• Set task:
Check every line of the entries that follow, and copy the ones containing "this".

• Material supplied:
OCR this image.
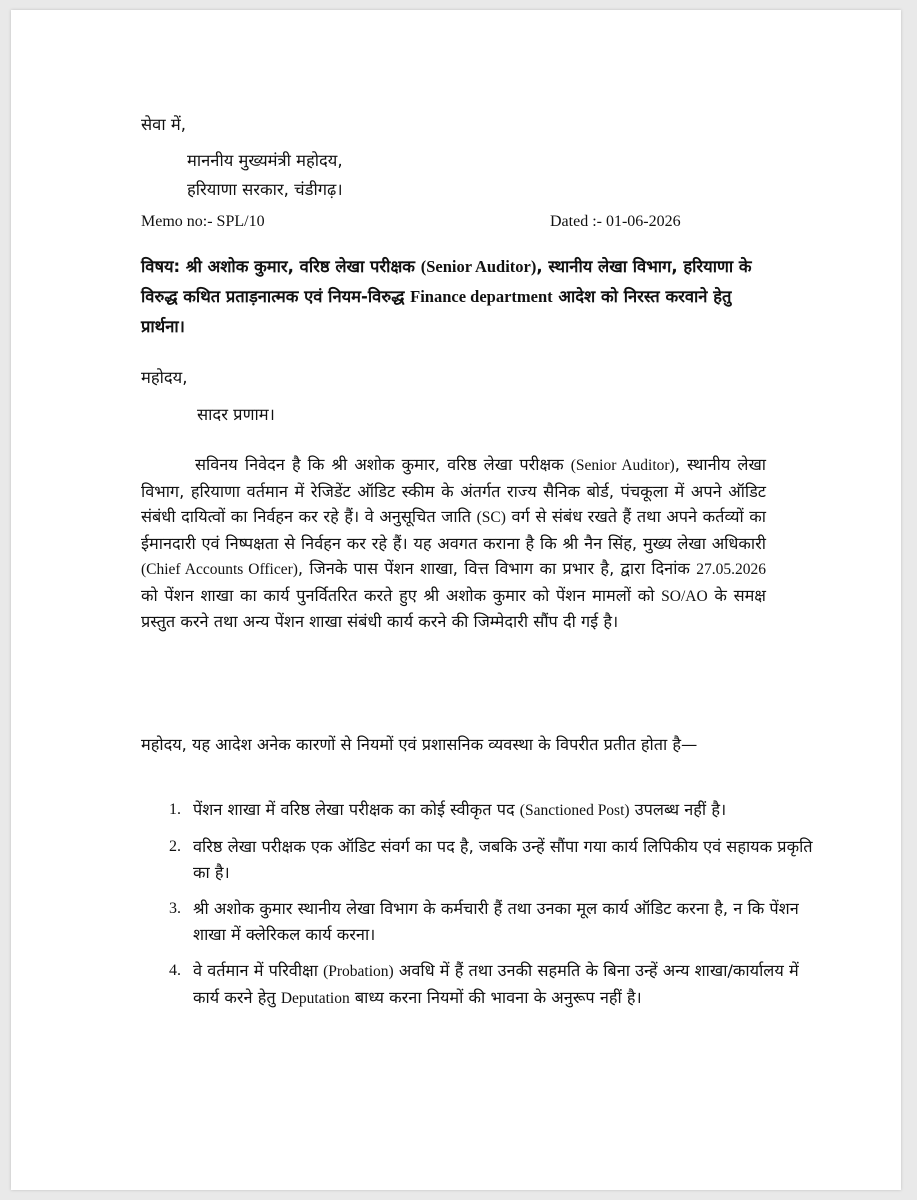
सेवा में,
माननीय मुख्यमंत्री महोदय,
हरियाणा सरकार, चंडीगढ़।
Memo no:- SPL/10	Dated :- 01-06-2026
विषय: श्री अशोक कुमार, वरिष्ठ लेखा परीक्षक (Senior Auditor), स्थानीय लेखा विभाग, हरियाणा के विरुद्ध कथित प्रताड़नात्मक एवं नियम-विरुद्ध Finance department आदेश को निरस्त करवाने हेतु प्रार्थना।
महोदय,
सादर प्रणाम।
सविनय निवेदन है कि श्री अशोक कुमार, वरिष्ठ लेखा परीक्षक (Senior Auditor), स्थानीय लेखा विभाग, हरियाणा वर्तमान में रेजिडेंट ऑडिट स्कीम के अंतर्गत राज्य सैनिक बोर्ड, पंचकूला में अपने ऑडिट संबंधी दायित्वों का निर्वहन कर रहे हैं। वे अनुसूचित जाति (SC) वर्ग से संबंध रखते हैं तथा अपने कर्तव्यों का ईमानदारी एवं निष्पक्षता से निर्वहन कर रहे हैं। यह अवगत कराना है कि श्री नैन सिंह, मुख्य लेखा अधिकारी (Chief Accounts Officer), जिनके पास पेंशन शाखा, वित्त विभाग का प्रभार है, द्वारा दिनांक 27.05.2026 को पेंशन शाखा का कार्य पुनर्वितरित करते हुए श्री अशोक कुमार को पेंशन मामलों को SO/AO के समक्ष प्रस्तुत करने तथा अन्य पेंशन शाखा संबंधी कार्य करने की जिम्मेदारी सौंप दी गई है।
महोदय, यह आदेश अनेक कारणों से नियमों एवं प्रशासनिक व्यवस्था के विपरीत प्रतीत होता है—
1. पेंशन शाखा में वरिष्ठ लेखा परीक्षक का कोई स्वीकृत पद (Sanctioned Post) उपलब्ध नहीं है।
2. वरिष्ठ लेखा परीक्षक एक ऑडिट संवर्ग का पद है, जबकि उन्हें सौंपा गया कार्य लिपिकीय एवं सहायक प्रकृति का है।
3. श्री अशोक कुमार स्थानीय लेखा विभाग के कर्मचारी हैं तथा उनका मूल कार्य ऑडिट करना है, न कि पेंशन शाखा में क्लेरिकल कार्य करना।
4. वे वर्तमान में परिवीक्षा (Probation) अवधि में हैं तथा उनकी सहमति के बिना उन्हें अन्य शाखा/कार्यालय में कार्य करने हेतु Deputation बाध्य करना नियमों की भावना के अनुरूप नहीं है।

---

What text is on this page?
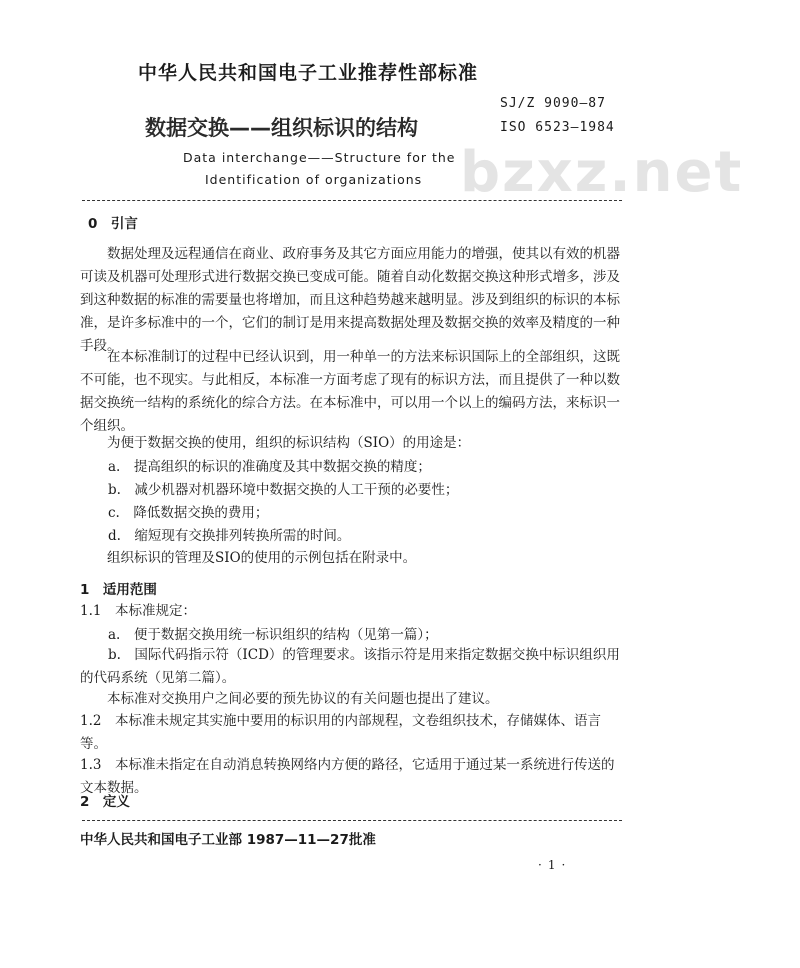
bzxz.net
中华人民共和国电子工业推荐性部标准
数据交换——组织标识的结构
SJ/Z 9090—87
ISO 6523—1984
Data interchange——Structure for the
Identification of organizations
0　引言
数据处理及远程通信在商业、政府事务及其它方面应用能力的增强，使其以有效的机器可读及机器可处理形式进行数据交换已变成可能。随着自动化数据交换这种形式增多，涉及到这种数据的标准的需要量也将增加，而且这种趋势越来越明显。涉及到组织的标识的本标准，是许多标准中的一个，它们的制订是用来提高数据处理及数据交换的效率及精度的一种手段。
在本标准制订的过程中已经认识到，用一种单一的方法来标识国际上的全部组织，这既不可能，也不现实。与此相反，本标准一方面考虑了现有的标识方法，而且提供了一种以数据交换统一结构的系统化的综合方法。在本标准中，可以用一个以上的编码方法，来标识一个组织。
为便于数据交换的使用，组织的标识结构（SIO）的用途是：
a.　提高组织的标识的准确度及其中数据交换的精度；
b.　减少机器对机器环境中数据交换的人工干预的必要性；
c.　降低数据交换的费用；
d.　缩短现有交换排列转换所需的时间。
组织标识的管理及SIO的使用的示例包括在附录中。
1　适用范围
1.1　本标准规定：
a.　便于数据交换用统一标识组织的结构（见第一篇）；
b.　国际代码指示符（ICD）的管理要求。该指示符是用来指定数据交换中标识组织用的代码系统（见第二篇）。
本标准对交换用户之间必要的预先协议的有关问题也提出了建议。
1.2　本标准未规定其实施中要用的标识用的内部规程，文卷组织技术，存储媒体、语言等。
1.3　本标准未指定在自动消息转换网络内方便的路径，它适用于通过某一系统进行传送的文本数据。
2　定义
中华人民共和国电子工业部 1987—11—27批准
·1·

• Answer to the task:
OCR this image.
What text is on this page?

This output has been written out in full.